**Work to complete**
Below are some records; return each one exactly as written.

**Page text dataset records**
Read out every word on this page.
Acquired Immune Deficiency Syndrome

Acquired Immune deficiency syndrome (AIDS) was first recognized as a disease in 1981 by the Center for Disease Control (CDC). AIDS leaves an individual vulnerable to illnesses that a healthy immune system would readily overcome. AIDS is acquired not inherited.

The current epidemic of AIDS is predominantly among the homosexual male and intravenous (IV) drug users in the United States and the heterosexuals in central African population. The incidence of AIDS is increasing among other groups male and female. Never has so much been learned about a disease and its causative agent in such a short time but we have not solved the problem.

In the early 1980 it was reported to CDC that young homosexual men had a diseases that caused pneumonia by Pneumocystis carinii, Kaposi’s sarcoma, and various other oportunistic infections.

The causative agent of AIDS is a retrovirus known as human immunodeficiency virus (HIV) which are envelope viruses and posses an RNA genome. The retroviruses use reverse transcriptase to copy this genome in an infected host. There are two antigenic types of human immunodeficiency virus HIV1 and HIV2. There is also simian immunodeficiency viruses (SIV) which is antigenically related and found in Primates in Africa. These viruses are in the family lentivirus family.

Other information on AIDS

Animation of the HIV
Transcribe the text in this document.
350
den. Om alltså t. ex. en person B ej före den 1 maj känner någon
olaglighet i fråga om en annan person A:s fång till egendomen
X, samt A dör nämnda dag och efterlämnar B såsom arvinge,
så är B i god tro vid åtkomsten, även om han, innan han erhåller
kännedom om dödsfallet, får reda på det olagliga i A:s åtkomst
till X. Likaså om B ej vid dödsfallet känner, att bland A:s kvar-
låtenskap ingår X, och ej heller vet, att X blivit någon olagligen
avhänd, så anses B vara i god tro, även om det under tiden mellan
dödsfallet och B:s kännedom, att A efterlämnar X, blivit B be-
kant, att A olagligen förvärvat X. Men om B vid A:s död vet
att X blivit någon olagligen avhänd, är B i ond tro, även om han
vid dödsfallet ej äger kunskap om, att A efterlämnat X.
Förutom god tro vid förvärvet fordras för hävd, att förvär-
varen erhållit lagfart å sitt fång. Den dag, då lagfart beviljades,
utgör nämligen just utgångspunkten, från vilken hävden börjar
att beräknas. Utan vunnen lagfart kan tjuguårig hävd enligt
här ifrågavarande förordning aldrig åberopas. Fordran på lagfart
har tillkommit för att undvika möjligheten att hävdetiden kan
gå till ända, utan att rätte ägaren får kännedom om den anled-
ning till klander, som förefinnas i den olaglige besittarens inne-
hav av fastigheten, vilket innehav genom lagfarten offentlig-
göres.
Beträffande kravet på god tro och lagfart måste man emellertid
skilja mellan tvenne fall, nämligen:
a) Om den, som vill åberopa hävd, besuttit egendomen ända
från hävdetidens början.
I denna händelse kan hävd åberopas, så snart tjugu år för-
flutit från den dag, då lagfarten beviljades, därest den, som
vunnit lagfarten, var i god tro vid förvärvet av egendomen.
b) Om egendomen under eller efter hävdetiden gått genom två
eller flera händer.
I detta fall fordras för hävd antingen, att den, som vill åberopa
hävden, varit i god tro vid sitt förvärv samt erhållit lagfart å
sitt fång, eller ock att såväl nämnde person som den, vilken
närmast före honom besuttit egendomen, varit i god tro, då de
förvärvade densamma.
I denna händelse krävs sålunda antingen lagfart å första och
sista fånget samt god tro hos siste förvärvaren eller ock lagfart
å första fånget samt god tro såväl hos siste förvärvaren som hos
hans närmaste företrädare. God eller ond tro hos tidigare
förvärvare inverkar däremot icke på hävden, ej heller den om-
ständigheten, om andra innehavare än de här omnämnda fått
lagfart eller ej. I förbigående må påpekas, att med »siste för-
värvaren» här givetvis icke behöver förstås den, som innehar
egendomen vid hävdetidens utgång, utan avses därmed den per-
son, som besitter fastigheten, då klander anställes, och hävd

**Answer below**
Read out every word on this page.
Acquired Immune Deficiency Syndrome

Acquired Immune deficiency syndrome (AIDS) was first recognized as a disease in 1981 by the Center for Disease Control (CDC). AIDS leaves an individual vulnerable to illnesses that a healthy immune system would readily overcome. AIDS is acquired not inherited.

The current epidemic of AIDS is predominantly among the homosexual male and intravenous (IV) drug users in the United States and the heterosexuals in central African population. The incidence of AIDS is increasing among other groups male and female. Never has so much been learned about a disease and its causative agent in such a short time but we have not solved the problem.

In the early 1980 it was reported to CDC that young homosexual men had a diseases that caused pneumonia by Pneumocystis carinii, Kaposi’s sarcoma, and various other oportunistic infections.

The causative agent of AIDS is a retrovirus known as human immunodeficiency virus (HIV) which are envelope viruses and posses an RNA genome. The retroviruses use reverse transcriptase to copy this genome in an infected host. There are two antigenic types of human immunodeficiency virus HIV1 and HIV2. There is also simian immunodeficiency viruses (SIV) which is antigenically related and found in Primates in Africa. These viruses are in the family lentivirus family.

Other information on AIDS

Animation of the HIV
Transcribe the text in this document.
350
den. Om alltså t. ex. en person B ej före den 1 maj känner någon
olaglighet i fråga om en annan person A:s fång till egendomen
X, samt A dör nämnda dag och efterlämnar B såsom arvinge,
så är B i god tro vid åtkomsten, även om han, innan han erhåller
kännedom om dödsfallet, får reda på det olagliga i A:s åtkomst
till X. Likaså om B ej vid dödsfallet känner, att bland A:s kvar-
låtenskap ingår X, och ej heller vet, att X blivit någon olagligen
avhänd, så anses B vara i god tro, även om det under tiden mellan
dödsfallet och B:s kännedom, att A efterlämnar X, blivit B be-
kant, att A olagligen förvärvat X. Men om B vid A:s död vet
att X blivit någon olagligen avhänd, är B i ond tro, även om han
vid dödsfallet ej äger kunskap om, att A efterlämnat X.
Förutom god tro vid förvärvet fordras för hävd, att förvär-
varen erhållit lagfart å sitt fång. Den dag, då lagfart beviljades,
utgör nämligen just utgångspunkten, från vilken hävden börjar
att beräknas. Utan vunnen lagfart kan tjuguårig hävd enligt
här ifrågavarande förordning aldrig åberopas. Fordran på lagfart
har tillkommit för att undvika möjligheten att hävdetiden kan
gå till ända, utan att rätte ägaren får kännedom om den anled-
ning till klander, som förefinnas i den olaglige besittarens inne-
hav av fastigheten, vilket innehav genom lagfarten offentlig-
göres.
Beträffande kravet på god tro och lagfart måste man emellertid
skilja mellan tvenne fall, nämligen:
a) Om den, som vill åberopa hävd, besuttit egendomen ända
från hävdetidens början.
I denna händelse kan hävd åberopas, så snart tjugu år för-
flutit från den dag, då lagfarten beviljades, därest den, som
vunnit lagfarten, var i god tro vid förvärvet av egendomen.
b) Om egendomen under eller efter hävdetiden gått genom två
eller flera händer.
I detta fall fordras för hävd antingen, att den, som vill åberopa
hävden, varit i god tro vid sitt förvärv samt erhållit lagfart å
sitt fång, eller ock att såväl nämnde person som den, vilken
närmast före honom besuttit egendomen, varit i god tro, då de
förvärvade densamma.
I denna händelse krävs sålunda antingen lagfart å första och
sista fånget samt god tro hos siste förvärvaren eller ock lagfart
å första fånget samt god tro såväl hos siste förvärvaren som hos
hans närmaste företrädare. God eller ond tro hos tidigare
förvärvare inverkar däremot icke på hävden, ej heller den om-
ständigheten, om andra innehavare än de här omnämnda fått
lagfart eller ej. I förbigående må påpekas, att med »siste för-
värvaren» här givetvis icke behöver förstås den, som innehar
egendomen vid hävdetidens utgång, utan avses därmed den per-
son, som besitter fastigheten, då klander anställes, och hävd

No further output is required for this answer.